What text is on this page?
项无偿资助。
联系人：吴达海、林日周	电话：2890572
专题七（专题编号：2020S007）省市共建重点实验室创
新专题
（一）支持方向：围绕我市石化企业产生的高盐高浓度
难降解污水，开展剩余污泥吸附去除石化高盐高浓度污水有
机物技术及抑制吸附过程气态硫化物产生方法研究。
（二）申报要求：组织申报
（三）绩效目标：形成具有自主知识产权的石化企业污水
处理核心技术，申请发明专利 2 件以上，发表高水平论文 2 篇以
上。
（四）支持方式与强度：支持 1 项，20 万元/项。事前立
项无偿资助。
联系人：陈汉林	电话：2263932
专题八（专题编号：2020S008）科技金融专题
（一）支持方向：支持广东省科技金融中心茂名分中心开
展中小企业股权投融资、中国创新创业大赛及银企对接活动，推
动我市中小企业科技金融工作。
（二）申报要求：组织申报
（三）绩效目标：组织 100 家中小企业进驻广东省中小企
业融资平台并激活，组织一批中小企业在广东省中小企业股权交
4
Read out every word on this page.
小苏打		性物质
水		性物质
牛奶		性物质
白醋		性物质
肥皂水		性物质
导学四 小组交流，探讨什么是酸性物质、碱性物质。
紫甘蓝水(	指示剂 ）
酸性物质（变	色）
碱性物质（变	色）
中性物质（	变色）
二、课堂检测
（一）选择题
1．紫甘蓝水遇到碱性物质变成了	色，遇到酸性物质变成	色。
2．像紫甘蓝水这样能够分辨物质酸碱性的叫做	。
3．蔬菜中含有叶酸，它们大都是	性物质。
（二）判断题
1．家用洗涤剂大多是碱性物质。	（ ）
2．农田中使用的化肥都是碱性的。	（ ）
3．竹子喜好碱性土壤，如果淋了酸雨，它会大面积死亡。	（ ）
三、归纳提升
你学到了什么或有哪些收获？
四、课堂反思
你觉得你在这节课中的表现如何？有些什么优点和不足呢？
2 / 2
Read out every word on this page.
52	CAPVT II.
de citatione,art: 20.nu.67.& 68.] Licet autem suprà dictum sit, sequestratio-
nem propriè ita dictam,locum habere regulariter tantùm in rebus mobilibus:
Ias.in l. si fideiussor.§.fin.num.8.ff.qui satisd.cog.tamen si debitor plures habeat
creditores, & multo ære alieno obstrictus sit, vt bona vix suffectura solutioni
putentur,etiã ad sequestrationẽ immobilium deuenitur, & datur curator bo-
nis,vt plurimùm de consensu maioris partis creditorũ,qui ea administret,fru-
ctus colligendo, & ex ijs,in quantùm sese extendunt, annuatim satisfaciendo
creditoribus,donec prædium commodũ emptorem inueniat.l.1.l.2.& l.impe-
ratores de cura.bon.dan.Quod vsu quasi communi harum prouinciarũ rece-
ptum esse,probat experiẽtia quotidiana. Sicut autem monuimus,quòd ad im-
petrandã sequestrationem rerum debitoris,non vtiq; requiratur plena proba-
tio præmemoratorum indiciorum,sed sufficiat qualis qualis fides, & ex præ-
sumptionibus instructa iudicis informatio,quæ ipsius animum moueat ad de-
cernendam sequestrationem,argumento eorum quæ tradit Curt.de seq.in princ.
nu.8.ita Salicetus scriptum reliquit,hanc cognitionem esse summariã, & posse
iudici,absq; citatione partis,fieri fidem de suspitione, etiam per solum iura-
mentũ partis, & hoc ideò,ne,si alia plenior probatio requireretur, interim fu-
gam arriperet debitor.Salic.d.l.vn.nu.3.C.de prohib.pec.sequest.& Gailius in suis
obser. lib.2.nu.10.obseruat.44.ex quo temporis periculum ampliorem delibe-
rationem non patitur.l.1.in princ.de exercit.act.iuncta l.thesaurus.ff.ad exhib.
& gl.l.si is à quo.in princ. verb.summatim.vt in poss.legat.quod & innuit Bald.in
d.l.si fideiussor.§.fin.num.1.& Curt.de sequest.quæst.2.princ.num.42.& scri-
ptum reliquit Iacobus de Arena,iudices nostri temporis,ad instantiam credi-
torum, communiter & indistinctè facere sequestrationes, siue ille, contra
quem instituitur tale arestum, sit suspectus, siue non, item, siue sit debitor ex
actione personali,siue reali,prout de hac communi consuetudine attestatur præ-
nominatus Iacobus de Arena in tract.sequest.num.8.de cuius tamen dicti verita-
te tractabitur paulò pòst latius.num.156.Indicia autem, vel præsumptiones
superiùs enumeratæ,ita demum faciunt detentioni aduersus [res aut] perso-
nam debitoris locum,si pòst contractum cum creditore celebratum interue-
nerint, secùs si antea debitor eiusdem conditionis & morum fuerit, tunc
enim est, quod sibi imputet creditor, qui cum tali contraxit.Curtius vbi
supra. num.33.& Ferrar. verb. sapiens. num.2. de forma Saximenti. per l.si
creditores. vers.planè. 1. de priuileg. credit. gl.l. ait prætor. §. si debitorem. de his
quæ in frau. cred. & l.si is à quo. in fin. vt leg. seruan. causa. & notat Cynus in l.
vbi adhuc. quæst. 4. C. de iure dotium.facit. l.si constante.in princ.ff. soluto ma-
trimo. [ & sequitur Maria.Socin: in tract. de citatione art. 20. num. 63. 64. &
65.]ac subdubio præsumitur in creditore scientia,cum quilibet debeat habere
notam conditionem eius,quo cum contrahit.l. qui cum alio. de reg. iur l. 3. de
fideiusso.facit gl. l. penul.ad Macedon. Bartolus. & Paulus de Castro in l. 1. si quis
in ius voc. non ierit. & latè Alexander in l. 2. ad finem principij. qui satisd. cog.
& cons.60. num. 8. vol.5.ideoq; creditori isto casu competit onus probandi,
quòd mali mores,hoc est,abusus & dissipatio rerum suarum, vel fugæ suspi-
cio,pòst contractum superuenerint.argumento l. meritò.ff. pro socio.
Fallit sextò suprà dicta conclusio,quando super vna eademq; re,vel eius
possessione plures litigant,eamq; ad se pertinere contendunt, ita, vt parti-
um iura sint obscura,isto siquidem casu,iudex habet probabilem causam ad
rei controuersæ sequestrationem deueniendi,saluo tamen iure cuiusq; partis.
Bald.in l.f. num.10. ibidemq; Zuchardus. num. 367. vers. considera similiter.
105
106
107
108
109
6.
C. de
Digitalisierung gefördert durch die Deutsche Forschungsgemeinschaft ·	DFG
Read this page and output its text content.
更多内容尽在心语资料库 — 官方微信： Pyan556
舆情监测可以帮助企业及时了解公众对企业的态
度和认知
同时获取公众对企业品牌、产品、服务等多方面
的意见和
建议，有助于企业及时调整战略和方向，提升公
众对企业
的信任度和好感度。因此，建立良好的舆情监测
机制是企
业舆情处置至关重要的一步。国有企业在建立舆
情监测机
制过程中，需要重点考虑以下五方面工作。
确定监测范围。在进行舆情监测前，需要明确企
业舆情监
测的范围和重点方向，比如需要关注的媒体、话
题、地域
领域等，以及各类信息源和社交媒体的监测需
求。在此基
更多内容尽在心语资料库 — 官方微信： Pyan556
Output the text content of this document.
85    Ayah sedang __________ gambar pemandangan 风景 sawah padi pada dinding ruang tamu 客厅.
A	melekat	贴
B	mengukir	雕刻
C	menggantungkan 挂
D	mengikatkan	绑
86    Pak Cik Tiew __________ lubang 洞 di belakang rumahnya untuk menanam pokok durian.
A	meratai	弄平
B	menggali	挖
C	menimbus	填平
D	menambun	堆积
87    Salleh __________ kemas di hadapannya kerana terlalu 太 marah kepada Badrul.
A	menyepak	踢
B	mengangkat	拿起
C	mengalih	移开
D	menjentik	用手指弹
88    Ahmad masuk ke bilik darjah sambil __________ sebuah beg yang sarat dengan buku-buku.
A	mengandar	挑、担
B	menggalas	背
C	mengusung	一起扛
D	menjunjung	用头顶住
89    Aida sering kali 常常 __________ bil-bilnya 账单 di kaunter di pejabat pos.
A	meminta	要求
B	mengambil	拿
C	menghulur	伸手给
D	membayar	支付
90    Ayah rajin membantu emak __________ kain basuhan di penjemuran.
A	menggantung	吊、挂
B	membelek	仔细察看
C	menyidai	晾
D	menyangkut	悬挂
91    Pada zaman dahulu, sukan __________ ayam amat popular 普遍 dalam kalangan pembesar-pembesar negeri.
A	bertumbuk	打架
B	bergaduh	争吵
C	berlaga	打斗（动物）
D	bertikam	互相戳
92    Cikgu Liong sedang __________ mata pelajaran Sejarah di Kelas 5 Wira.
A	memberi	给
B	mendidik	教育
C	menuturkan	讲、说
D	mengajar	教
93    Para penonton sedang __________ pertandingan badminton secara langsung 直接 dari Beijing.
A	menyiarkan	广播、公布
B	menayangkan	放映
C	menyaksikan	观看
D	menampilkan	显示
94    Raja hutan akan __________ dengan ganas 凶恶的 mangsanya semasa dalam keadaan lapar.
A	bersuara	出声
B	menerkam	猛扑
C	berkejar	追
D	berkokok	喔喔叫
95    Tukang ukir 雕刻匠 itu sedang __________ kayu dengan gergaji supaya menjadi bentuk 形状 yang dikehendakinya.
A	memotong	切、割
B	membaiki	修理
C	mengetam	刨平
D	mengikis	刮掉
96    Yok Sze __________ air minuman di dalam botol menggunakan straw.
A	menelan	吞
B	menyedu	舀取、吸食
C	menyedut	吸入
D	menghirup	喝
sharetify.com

──────────

Task to carry out
How many lines of these entries hold the string "Ayah"? Answer with the number alone.

Task solution
2